(Entries from a dataset)

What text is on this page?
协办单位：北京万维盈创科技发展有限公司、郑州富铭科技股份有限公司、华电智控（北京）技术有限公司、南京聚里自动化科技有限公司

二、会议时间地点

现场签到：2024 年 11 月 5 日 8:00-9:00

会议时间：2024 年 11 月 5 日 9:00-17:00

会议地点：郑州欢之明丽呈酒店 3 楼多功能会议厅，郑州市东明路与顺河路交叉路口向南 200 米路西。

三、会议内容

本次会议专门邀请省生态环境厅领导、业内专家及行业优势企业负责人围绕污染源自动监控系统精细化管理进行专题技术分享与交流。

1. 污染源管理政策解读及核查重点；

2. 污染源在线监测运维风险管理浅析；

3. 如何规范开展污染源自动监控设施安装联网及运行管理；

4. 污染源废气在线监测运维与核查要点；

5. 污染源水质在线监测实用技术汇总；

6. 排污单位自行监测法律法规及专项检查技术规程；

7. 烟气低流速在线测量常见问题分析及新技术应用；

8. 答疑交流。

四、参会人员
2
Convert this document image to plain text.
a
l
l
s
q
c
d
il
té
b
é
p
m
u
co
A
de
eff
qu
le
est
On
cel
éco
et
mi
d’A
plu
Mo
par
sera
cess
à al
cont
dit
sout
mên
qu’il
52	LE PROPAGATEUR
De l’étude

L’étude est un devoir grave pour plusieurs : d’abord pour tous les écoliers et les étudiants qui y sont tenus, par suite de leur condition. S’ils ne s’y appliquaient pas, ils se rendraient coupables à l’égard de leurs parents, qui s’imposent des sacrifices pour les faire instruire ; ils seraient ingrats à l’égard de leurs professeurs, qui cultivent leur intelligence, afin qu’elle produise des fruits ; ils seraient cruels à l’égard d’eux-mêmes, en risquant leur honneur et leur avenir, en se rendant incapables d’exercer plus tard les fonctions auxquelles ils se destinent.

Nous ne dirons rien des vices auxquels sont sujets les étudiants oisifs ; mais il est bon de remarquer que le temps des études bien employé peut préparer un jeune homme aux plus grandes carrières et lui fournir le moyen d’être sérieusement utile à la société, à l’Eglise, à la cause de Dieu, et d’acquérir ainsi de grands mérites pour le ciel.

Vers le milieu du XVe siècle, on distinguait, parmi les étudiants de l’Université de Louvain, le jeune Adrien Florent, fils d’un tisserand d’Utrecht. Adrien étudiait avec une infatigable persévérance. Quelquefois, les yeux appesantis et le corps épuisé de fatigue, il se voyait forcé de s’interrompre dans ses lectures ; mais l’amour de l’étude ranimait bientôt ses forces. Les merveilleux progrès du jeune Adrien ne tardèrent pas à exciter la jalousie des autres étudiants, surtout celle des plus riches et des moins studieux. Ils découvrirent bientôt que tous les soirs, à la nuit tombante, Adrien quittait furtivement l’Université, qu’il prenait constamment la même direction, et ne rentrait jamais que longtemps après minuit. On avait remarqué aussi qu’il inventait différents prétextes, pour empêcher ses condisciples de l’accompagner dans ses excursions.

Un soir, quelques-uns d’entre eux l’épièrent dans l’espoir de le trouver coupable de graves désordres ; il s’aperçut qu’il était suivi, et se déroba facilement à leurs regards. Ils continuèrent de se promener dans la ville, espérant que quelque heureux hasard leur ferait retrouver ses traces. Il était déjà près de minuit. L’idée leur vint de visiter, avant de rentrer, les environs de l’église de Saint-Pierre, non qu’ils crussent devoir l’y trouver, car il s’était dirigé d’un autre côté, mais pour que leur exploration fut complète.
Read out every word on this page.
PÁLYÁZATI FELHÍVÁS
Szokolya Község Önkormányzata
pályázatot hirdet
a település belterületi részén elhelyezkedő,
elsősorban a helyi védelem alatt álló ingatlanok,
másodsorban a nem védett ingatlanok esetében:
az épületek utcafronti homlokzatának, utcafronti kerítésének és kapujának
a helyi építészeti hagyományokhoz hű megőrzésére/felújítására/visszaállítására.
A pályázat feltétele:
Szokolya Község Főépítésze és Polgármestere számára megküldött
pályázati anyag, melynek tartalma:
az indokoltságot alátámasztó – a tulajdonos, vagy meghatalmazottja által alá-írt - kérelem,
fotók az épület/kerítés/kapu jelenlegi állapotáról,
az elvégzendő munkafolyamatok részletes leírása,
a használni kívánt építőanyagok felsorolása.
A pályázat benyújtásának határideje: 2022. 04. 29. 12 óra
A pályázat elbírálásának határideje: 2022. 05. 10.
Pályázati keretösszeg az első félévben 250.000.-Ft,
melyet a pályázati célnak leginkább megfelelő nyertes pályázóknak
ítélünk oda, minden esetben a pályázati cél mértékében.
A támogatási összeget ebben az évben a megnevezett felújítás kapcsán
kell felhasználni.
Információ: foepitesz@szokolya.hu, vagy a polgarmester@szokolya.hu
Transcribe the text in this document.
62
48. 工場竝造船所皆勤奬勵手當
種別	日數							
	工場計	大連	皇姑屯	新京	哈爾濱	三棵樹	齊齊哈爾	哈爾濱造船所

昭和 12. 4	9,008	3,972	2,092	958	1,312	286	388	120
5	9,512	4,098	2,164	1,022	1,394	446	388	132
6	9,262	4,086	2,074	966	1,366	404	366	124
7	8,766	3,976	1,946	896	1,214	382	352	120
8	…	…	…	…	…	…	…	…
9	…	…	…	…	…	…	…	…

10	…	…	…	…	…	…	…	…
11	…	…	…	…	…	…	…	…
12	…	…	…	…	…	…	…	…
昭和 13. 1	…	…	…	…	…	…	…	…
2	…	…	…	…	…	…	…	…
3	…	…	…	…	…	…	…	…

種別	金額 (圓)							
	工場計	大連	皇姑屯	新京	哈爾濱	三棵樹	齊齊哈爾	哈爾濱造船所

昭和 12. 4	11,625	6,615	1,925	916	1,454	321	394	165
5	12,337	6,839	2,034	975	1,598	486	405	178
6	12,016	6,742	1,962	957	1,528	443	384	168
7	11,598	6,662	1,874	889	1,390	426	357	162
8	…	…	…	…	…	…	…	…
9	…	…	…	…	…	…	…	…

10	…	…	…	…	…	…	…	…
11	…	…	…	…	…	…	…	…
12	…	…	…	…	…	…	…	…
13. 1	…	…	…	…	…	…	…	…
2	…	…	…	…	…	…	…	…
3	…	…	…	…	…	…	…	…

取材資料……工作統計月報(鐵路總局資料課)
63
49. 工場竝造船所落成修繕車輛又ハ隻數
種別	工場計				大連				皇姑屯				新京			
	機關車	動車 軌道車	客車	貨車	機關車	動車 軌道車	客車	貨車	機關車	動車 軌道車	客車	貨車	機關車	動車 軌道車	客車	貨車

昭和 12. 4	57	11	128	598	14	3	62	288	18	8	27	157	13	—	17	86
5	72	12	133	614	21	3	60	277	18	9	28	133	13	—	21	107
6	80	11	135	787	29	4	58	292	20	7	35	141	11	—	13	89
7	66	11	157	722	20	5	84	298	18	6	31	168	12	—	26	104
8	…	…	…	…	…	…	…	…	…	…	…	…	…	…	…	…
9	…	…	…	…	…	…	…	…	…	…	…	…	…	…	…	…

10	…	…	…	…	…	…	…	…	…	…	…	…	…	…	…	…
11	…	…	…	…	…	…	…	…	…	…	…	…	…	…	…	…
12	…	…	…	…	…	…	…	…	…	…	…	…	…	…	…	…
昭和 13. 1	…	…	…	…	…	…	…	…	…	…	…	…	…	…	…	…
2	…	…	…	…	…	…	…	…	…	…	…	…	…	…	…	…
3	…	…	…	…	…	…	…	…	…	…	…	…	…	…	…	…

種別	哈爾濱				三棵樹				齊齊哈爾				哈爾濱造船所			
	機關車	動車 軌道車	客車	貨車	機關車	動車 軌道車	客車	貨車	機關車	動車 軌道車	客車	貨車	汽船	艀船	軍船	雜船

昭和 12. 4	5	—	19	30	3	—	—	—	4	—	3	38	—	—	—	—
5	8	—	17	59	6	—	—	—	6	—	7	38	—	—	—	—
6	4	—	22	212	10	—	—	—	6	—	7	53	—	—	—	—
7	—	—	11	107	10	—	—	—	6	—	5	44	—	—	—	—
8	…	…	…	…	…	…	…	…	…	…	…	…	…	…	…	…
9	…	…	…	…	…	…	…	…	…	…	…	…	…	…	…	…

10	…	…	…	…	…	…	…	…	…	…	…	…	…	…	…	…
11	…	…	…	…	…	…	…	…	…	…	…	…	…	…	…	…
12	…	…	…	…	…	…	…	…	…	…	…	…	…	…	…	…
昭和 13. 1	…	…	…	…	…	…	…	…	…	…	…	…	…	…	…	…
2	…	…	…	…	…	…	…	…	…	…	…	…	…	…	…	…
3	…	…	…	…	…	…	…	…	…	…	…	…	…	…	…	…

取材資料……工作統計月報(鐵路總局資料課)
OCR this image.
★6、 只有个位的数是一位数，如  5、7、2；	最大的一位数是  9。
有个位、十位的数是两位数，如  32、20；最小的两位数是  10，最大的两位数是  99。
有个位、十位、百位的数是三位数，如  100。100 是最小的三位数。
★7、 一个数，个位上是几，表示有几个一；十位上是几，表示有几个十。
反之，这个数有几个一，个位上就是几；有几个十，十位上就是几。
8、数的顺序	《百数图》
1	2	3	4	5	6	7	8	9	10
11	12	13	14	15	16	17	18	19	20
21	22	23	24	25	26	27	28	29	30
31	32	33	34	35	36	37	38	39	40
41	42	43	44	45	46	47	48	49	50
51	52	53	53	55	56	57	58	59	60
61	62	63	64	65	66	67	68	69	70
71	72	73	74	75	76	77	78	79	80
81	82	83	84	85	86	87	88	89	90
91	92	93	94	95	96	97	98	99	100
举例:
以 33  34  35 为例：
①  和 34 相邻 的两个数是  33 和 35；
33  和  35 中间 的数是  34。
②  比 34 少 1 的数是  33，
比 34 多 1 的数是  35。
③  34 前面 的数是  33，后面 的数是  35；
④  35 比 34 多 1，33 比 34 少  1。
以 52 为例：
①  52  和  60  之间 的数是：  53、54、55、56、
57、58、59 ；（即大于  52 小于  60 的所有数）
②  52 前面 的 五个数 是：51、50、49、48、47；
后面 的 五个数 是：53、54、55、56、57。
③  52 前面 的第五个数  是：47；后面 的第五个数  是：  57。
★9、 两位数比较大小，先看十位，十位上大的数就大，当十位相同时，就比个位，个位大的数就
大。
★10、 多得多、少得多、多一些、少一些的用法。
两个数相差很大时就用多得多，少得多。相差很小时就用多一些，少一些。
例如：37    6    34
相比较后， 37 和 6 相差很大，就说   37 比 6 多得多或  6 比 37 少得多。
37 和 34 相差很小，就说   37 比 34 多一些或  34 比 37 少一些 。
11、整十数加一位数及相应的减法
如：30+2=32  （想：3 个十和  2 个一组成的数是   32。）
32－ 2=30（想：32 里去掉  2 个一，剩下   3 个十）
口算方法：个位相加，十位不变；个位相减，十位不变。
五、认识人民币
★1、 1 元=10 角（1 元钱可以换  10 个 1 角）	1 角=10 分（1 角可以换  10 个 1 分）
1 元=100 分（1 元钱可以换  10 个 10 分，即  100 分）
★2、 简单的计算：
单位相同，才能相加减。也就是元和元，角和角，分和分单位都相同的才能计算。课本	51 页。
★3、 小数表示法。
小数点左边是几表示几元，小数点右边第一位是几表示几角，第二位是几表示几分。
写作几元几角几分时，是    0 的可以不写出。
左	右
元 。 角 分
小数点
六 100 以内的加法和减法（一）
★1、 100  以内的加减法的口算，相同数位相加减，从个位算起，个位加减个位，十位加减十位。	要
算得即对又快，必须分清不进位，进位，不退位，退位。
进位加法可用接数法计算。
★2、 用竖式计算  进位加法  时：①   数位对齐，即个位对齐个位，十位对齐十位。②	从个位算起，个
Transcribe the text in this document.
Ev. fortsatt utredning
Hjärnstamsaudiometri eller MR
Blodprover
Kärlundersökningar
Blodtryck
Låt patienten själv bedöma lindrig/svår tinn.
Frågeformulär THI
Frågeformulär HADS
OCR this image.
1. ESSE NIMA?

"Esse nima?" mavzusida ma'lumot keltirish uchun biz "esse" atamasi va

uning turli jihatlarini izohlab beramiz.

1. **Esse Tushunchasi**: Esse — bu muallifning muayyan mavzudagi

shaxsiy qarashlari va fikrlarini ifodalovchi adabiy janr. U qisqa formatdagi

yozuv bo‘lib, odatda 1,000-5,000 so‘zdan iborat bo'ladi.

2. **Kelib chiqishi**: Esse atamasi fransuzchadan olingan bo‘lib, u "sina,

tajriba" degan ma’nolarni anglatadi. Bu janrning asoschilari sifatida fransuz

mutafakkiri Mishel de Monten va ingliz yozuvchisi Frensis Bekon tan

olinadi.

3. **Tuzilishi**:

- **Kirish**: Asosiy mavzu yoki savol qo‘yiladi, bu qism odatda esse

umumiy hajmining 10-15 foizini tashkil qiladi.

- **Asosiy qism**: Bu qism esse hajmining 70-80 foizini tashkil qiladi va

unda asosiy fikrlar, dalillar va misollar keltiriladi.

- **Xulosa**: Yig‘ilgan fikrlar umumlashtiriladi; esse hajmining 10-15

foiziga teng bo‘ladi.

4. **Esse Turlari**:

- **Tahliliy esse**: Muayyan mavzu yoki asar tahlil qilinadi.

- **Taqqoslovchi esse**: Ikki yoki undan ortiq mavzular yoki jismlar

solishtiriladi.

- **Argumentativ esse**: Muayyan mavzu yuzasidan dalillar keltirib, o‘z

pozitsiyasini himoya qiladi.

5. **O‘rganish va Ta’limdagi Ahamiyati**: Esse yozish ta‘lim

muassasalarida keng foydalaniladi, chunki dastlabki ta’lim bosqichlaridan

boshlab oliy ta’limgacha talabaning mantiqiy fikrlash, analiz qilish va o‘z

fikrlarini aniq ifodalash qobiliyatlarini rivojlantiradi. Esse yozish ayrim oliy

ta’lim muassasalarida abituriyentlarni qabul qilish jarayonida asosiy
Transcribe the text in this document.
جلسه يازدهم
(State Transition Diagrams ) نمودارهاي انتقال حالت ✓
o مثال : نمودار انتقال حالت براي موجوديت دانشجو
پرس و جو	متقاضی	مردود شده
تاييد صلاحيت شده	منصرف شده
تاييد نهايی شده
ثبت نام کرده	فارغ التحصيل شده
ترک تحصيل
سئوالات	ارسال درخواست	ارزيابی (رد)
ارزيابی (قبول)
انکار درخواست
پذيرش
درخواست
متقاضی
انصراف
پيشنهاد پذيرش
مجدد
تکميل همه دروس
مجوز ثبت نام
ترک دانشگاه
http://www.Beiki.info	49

** DESCRIPTION OF THE TASK **
Provide the number of lines in the data above that contain the string "foizini", and nothing else.

** TASK RESPONSE **
2